## What you need to do
Copy the rows below word for word, starting with the first row and going on through the row with "- error-bar: [2001, 349, 2031, 357]".

## Material shown
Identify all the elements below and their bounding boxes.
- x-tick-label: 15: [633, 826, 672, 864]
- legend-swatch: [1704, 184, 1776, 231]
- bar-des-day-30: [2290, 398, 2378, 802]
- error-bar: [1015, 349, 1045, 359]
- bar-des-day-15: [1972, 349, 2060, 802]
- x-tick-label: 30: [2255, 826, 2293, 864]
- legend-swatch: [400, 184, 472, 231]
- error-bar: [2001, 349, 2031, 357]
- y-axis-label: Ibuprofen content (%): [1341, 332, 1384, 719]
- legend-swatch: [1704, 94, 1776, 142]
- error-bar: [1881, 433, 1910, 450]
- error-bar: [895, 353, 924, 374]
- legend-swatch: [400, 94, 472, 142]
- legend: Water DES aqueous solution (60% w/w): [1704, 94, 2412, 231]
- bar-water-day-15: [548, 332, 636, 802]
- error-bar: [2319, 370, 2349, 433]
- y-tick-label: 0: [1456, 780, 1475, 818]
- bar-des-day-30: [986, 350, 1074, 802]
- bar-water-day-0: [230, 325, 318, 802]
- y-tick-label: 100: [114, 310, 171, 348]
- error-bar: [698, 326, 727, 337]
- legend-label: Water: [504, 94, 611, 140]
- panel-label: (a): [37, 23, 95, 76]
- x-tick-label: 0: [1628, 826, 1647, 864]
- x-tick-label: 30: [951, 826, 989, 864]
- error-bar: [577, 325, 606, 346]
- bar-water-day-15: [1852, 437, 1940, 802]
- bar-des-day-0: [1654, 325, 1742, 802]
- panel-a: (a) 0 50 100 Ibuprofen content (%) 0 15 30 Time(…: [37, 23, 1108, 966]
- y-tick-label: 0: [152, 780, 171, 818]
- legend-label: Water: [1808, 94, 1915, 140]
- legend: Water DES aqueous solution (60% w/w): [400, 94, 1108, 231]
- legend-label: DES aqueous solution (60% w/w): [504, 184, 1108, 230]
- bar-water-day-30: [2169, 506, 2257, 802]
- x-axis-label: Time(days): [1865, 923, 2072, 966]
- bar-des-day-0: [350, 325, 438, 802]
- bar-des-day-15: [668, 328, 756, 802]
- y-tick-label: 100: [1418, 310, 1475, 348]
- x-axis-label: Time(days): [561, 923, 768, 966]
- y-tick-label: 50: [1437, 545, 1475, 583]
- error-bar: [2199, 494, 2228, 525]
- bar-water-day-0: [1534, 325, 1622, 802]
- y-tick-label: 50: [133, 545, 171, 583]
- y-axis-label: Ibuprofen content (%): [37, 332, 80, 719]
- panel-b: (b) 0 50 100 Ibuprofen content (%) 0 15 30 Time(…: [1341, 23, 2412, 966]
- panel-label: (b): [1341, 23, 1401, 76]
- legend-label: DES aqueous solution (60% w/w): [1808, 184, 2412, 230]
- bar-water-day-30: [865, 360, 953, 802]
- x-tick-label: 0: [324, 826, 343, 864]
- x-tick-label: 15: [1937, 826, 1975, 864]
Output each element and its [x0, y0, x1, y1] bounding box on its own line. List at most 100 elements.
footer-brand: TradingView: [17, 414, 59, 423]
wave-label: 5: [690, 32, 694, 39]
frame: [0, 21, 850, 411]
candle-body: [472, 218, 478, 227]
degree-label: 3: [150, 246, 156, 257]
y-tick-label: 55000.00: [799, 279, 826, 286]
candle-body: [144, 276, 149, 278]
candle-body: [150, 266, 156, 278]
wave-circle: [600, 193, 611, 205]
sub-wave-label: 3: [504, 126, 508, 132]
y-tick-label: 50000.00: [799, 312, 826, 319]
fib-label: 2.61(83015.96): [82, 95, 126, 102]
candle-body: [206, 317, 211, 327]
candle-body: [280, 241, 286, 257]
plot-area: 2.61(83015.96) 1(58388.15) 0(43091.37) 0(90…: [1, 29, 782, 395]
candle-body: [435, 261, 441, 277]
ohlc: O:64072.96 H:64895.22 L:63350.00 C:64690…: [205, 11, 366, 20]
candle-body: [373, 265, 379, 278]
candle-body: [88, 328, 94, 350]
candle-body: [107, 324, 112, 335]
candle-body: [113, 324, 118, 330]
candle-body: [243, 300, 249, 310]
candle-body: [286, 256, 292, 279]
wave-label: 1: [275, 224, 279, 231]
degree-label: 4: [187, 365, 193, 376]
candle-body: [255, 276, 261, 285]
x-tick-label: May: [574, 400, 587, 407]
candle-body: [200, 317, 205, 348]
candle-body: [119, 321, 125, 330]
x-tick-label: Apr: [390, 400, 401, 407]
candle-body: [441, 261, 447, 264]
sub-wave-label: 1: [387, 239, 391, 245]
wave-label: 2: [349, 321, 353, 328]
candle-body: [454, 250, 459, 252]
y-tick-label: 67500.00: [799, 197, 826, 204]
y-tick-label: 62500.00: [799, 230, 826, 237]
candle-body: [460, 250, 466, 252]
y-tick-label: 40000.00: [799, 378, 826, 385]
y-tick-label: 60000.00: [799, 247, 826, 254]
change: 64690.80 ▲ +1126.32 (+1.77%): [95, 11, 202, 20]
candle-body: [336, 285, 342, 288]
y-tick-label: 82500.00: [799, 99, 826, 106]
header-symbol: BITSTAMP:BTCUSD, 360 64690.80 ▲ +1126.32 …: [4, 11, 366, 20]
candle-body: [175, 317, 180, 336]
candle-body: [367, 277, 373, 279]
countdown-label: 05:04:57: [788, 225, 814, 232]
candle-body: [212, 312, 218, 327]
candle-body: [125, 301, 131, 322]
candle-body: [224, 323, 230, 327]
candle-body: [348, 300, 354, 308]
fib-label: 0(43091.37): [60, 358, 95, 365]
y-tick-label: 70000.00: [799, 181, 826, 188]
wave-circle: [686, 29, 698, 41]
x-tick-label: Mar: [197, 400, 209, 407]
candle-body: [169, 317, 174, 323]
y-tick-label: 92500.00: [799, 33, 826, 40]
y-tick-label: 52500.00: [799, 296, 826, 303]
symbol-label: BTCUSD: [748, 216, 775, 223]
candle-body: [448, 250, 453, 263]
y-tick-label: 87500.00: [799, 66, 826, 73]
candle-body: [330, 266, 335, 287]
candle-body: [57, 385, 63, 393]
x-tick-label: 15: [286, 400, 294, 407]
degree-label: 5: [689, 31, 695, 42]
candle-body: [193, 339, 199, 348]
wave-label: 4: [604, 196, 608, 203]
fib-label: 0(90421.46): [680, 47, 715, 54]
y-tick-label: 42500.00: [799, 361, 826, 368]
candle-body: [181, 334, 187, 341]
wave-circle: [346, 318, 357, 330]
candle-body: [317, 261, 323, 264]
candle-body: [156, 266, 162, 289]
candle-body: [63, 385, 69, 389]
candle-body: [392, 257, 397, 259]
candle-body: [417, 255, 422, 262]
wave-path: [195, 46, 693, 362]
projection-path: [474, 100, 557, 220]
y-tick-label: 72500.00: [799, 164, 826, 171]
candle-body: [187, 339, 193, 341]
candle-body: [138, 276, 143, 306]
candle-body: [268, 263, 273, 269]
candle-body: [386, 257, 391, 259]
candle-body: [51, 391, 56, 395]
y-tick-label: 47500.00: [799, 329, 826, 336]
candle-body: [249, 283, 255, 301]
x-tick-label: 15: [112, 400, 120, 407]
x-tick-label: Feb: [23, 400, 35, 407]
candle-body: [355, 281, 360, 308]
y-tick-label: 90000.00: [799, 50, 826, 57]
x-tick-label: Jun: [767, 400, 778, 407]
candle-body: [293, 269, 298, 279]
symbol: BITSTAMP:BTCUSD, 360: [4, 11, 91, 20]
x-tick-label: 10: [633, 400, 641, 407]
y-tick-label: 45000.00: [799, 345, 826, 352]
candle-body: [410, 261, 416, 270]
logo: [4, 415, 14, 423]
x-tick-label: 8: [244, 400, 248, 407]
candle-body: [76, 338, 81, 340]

## Exercise response
Identify all the elements below and their bounding boxes.
- x-tick-label: 15: [633, 826, 672, 864]
- legend-swatch: [1704, 184, 1776, 231]
- bar-des-day-30: [2290, 398, 2378, 802]
- error-bar: [1015, 349, 1045, 359]
- bar-des-day-15: [1972, 349, 2060, 802]
- x-tick-label: 30: [2255, 826, 2293, 864]
- legend-swatch: [400, 184, 472, 231]
- error-bar: [2001, 349, 2031, 357]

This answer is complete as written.